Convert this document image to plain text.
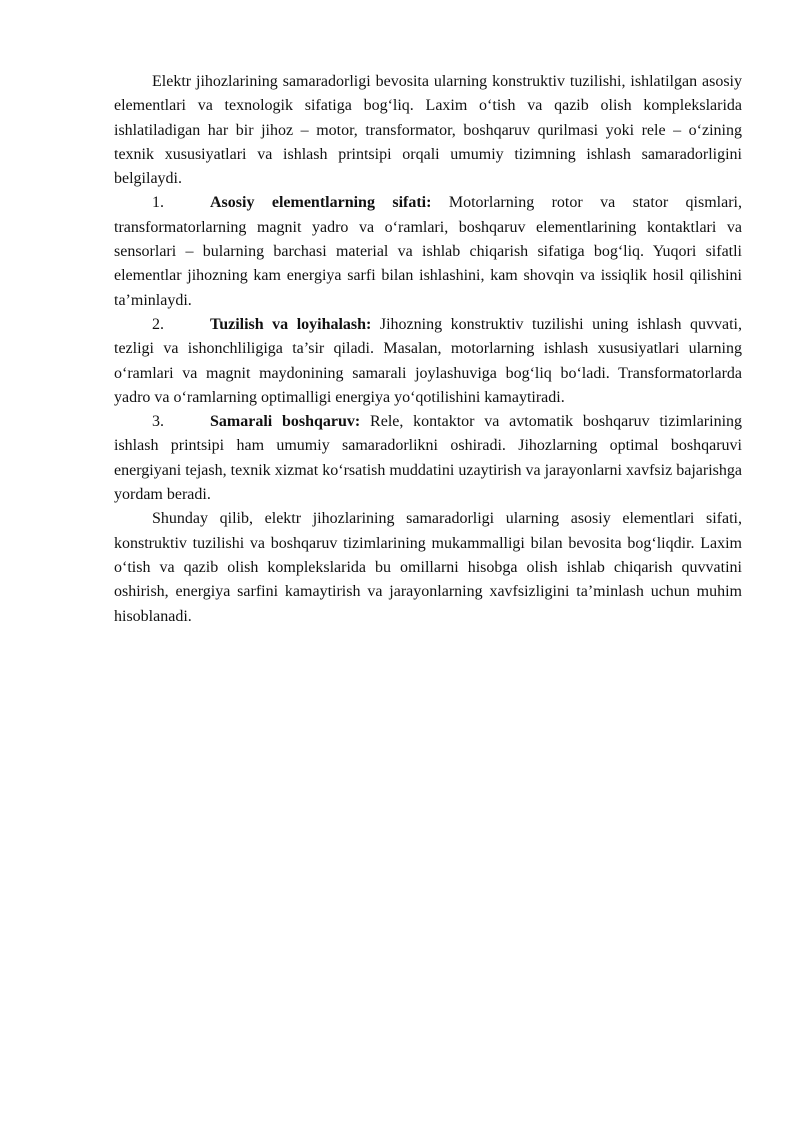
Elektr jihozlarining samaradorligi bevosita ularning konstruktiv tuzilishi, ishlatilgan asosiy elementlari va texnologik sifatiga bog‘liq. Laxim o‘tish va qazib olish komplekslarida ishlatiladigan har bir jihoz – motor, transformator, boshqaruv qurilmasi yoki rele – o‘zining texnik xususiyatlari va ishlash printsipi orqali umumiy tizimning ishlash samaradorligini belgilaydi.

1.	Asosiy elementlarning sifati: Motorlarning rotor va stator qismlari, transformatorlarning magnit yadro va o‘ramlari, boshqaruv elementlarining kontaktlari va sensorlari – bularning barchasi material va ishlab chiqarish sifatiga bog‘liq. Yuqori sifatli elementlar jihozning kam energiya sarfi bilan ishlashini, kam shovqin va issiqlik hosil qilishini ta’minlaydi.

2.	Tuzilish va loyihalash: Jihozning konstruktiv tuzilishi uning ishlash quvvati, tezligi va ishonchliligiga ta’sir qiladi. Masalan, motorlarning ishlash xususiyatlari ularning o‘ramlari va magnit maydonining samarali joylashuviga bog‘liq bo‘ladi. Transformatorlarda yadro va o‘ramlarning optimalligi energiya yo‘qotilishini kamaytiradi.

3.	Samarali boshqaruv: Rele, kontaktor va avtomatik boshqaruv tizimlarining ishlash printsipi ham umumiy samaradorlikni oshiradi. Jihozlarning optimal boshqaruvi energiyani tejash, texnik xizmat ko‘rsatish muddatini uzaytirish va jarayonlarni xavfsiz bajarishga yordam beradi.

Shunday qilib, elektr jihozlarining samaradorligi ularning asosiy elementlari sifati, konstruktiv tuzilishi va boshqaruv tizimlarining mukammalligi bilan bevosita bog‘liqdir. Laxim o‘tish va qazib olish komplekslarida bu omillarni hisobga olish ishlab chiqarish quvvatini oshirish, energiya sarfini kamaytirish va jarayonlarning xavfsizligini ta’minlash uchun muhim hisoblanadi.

##########

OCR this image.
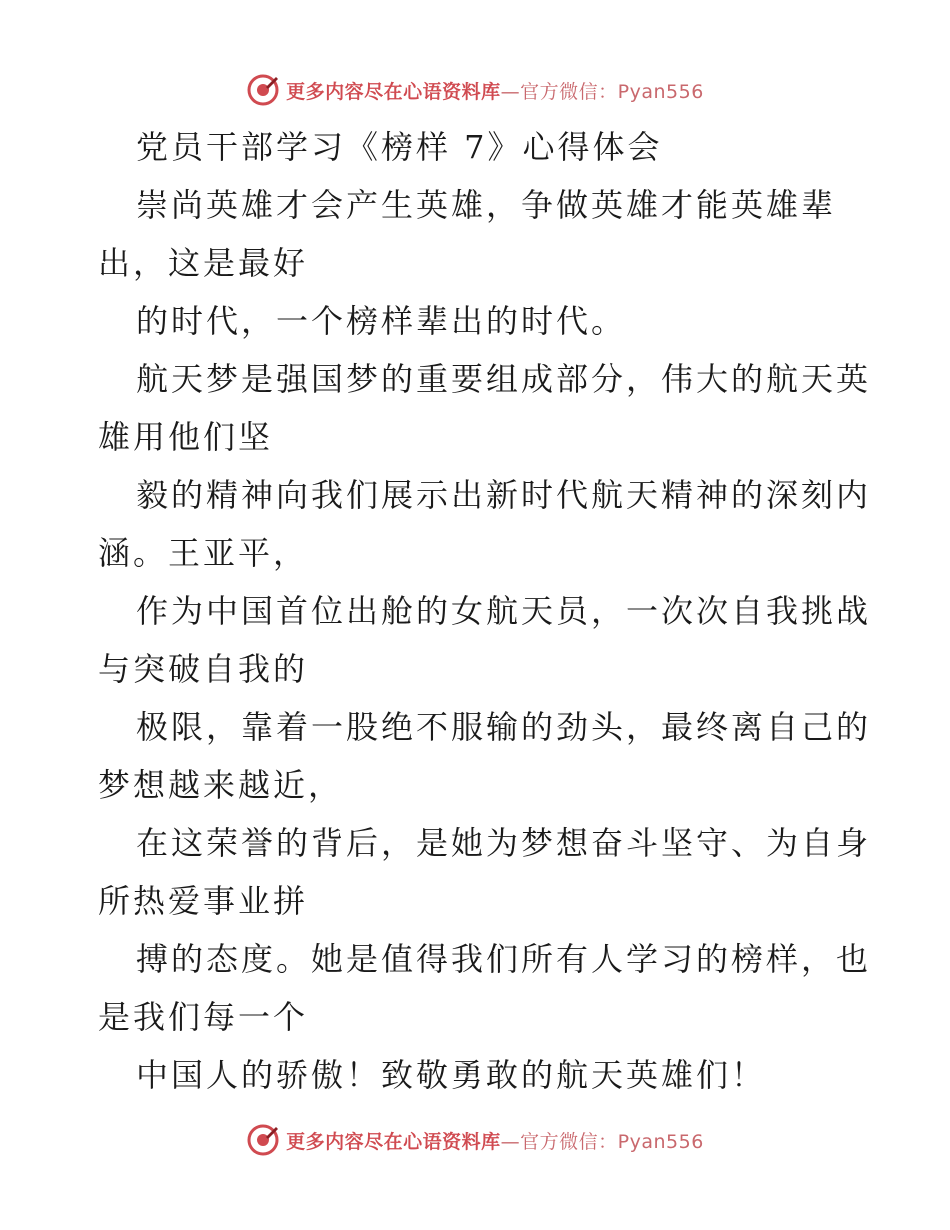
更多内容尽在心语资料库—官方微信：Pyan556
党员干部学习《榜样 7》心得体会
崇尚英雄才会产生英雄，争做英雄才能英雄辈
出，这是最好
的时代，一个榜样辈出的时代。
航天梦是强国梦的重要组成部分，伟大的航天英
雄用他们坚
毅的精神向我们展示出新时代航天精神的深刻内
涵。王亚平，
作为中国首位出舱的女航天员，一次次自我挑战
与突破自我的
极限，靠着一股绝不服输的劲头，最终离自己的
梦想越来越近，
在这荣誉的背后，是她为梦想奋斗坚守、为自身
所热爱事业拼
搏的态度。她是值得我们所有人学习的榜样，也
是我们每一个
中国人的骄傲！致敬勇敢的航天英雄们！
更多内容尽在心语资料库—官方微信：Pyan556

##########

● Task requirements: Within the entries above, report how many lines include "ramlari", and keep the answer to the number.

● Response below: 2